** Problem statement **
Every line in the listing is to be echoed verbatim.

** Data to use **
◆ ◆ ◆
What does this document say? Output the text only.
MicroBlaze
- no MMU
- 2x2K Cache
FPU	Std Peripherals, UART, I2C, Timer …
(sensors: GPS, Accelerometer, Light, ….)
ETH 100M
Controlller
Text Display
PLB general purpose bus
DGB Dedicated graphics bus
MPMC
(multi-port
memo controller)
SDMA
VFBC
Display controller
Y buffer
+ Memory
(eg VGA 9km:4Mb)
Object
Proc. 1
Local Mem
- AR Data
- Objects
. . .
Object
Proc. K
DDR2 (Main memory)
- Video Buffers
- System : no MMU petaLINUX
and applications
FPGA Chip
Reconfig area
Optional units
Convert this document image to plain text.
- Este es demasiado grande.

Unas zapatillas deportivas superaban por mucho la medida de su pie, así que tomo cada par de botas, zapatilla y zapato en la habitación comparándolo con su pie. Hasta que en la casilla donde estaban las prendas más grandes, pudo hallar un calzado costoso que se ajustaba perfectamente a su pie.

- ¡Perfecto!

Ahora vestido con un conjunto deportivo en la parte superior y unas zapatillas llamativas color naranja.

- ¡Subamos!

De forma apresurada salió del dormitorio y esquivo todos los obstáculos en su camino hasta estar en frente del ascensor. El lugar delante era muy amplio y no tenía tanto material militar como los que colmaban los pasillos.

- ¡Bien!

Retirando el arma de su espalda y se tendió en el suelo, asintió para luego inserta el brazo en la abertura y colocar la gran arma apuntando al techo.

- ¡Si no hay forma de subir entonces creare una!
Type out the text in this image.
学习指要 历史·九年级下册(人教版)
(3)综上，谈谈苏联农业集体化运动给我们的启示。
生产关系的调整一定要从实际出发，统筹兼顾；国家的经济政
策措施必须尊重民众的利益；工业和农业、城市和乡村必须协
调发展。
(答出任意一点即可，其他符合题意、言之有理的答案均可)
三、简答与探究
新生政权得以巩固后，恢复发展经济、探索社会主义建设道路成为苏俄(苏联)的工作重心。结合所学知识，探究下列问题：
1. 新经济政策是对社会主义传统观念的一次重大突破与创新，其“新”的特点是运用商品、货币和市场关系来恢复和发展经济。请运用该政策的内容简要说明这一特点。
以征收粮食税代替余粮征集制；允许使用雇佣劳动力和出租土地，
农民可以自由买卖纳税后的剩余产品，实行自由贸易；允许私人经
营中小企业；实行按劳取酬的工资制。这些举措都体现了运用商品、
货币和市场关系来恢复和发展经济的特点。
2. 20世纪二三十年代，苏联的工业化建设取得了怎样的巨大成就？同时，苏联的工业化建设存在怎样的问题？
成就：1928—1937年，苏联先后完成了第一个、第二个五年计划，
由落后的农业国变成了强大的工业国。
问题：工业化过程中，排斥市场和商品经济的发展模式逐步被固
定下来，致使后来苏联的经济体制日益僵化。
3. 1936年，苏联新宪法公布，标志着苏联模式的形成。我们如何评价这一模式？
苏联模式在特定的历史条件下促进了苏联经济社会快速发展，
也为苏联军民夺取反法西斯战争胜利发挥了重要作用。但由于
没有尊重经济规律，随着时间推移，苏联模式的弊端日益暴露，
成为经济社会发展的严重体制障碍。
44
◆ ◆ ◆
** Full output **
What does this document say? Output the text only.
MicroBlaze
- no MMU
- 2x2K Cache
FPU	Std Peripherals, UART, I2C, Timer …
(sensors: GPS, Accelerometer, Light, ….)
ETH 100M
Controlller
Text Display
PLB general purpose bus
DGB Dedicated graphics bus
MPMC
(multi-port
memo controller)
SDMA
VFBC
Display controller
Y buffer
+ Memory
(eg VGA 9km:4Mb)
Object
Proc. 1
Local Mem
- AR Data
- Objects
. . .
Object
Proc. K
DDR2 (Main memory)
- Video Buffers
- System : no MMU petaLINUX
and applications
FPGA Chip
Reconfig area
Optional units
Convert this document image to plain text.
- Este es demasiado grande.

Unas zapatillas deportivas superaban por mucho la medida de su pie, así que tomo cada par de botas, zapatilla y zapato en la habitación comparándolo con su pie. Hasta que en la casilla donde estaban las prendas más grandes, pudo hallar un calzado costoso que se ajustaba perfectamente a su pie.

- ¡Perfecto!

Ahora vestido con un conjunto deportivo en la parte superior y unas zapatillas llamativas color naranja.

- ¡Subamos!

De forma apresurada salió del dormitorio y esquivo todos los obstáculos en su camino hasta estar en frente del ascensor. El lugar delante era muy amplio y no tenía tanto material militar como los que colmaban los pasillos.

- ¡Bien!

Retirando el arma de su espalda y se tendió en el suelo, asintió para luego inserta el brazo en la abertura y colocar la gran arma apuntando al techo.

- ¡Si no hay forma de subir entonces creare una!
Type out the text in this image.
学习指要 历史·九年级下册(人教版)
(3)综上，谈谈苏联农业集体化运动给我们的启示。
生产关系的调整一定要从实际出发，统筹兼顾；国家的经济政
策措施必须尊重民众的利益；工业和农业、城市和乡村必须协
调发展。
(答出任意一点即可，其他符合题意、言之有理的答案均可)
三、简答与探究
新生政权得以巩固后，恢复发展经济、探索社会主义建设道路成为苏俄(苏联)的工作重心。结合所学知识，探究下列问题：
1. 新经济政策是对社会主义传统观念的一次重大突破与创新，其“新”的特点是运用商品、货币和市场关系来恢复和发展经济。请运用该政策的内容简要说明这一特点。
以征收粮食税代替余粮征集制；允许使用雇佣劳动力和出租土地，
农民可以自由买卖纳税后的剩余产品，实行自由贸易；允许私人经
营中小企业；实行按劳取酬的工资制。这些举措都体现了运用商品、
货币和市场关系来恢复和发展经济的特点。
2. 20世纪二三十年代，苏联的工业化建设取得了怎样的巨大成就？同时，苏联的工业化建设存在怎样的问题？
成就：1928—1937年，苏联先后完成了第一个、第二个五年计划，
由落后的农业国变成了强大的工业国。
问题：工业化过程中，排斥市场和商品经济的发展模式逐步被固
定下来，致使后来苏联的经济体制日益僵化。
3. 1936年，苏联新宪法公布，标志着苏联模式的形成。我们如何评价这一模式？
苏联模式在特定的历史条件下促进了苏联经济社会快速发展，
也为苏联军民夺取反法西斯战争胜利发挥了重要作用。但由于
没有尊重经济规律，随着时间推移，苏联模式的弊端日益暴露，
成为经济社会发展的严重体制障碍。
44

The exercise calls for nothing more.